> _JOB_:
Write out the entire listing below exactly, with the pictures left out.

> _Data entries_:
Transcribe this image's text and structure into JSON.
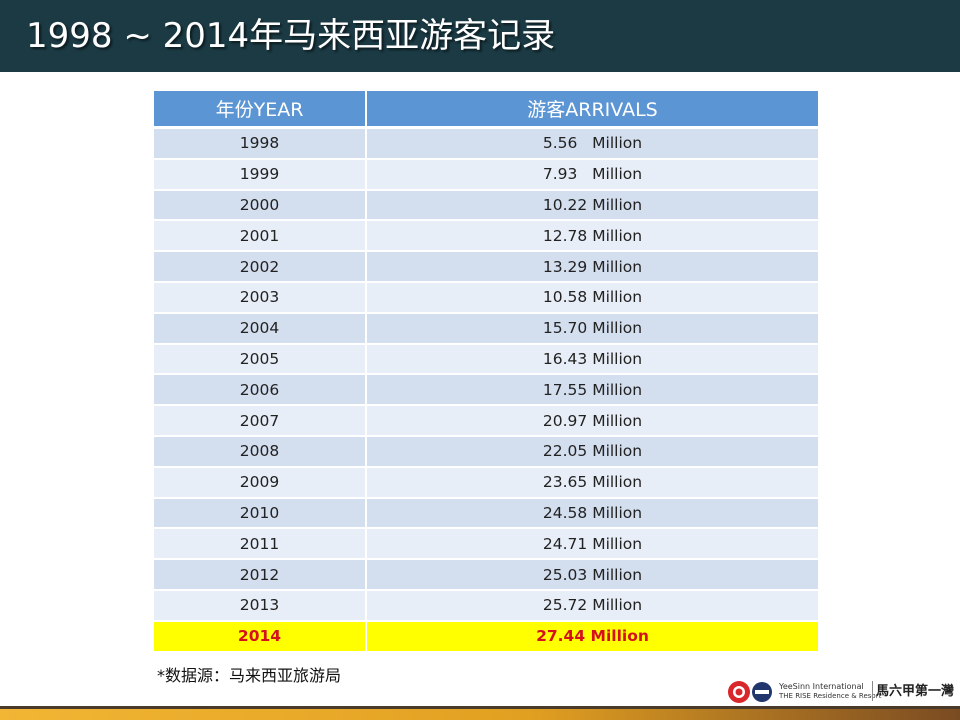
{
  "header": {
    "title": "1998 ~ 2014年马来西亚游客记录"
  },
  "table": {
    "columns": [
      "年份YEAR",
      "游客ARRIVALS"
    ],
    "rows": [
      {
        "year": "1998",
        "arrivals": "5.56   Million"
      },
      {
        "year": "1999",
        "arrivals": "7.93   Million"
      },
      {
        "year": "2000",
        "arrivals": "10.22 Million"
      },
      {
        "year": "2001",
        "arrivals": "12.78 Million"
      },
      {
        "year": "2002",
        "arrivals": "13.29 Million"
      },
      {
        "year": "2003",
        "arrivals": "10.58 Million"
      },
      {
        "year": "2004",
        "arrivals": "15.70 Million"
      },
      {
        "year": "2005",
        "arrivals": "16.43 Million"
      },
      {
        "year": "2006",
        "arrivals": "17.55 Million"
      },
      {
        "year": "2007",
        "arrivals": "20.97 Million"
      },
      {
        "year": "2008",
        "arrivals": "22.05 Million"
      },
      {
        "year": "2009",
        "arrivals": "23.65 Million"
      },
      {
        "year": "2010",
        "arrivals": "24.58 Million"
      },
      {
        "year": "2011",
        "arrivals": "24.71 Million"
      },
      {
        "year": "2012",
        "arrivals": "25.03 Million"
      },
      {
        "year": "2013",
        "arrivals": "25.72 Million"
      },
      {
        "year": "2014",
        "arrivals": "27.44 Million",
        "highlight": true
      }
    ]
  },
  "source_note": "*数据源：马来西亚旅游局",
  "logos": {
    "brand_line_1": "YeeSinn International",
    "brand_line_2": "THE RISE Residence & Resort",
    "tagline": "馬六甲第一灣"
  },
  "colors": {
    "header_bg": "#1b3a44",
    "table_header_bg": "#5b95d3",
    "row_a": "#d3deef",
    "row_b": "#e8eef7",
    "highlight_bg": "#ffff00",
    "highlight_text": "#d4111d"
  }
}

> _FULL ANSWER_:
Transcribe this image's text and structure into JSON.
{
  "header": {
    "title": "1998 ~ 2014年马来西亚游客记录"
  },
  "table": {
    "columns": [
      "年份YEAR",
      "游客ARRIVALS"
    ],
    "rows": [
      {
        "year": "1998",
        "arrivals": "5.56   Million"
      },
      {
        "year": "1999",
        "arrivals": "7.93   Million"
      },
      {
        "year": "2000",
        "arrivals": "10.22 Million"
      },
      {
        "year": "2001",
        "arrivals": "12.78 Million"
      },
      {
        "year": "2002",
        "arrivals": "13.29 Million"
      },
      {
        "year": "2003",
        "arrivals": "10.58 Million"
      },
      {
        "year": "2004",
        "arrivals": "15.70 Million"
      },
      {
        "year": "2005",
        "arrivals": "16.43 Million"
      },
      {
        "year": "2006",
        "arrivals": "17.55 Million"
      },
      {
        "year": "2007",
        "arrivals": "20.97 Million"
      },
      {
        "year": "2008",
        "arrivals": "22.05 Million"
      },
      {
        "year": "2009",
        "arrivals": "23.65 Million"
      },
      {
        "year": "2010",
        "arrivals": "24.58 Million"
      },
      {
        "year": "2011",
        "arrivals": "24.71 Million"
      },
      {
        "year": "2012",
        "arrivals": "25.03 Million"
      },
      {
        "year": "2013",
        "arrivals": "25.72 Million"
      },
      {
        "year": "2014",
        "arrivals": "27.44 Million",
        "highlight": true
      }
    ]
  },
  "source_note": "*数据源：马来西亚旅游局",
  "logos": {
    "brand_line_1": "YeeSinn International",
    "brand_line_2": "THE RISE Residence & Resort",
    "tagline": "馬六甲第一灣"
  },
  "colors": {
    "header_bg": "#1b3a44",
    "table_header_bg": "#5b95d3",
    "row_a": "#d3deef",
    "row_b": "#e8eef7",
    "highlight_bg": "#ffff00",
    "highlight_text": "#d4111d"
  }
}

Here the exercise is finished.